Requirement —
In the entries below, how many lines contain the string "genomförandeplan"? Give the number by itself.

____ Provided data

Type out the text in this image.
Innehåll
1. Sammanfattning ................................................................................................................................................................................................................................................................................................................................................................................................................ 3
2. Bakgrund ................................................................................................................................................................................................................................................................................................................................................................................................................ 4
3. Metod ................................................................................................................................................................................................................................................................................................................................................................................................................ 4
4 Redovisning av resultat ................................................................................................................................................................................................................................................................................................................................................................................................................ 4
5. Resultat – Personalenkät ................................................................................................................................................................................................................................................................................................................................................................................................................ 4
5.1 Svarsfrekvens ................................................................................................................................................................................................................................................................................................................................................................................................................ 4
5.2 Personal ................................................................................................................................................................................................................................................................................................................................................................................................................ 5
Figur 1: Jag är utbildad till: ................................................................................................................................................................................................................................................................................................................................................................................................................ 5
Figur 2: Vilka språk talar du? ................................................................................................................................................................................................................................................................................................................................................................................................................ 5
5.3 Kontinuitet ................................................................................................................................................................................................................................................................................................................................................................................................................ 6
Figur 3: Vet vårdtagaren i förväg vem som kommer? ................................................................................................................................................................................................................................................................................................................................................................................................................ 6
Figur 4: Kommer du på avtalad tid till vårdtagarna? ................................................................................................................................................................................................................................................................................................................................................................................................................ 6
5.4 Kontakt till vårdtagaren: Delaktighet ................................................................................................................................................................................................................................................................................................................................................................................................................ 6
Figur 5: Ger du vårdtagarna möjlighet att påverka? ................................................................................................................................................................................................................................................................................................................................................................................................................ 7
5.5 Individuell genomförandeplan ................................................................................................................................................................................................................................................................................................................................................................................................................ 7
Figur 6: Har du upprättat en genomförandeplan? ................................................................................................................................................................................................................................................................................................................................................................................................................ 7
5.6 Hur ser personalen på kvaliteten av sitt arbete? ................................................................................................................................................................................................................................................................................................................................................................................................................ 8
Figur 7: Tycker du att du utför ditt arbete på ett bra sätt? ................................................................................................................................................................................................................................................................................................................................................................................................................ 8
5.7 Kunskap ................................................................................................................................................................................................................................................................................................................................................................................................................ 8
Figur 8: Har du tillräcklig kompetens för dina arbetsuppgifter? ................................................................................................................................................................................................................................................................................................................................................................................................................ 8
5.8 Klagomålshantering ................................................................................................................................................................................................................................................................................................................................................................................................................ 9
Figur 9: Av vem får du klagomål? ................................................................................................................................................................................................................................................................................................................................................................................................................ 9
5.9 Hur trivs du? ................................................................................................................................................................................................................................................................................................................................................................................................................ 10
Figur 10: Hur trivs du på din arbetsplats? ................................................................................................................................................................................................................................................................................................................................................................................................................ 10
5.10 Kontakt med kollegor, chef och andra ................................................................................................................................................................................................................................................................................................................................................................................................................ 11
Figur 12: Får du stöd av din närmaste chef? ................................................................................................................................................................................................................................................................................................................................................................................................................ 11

________

Problem solution —
2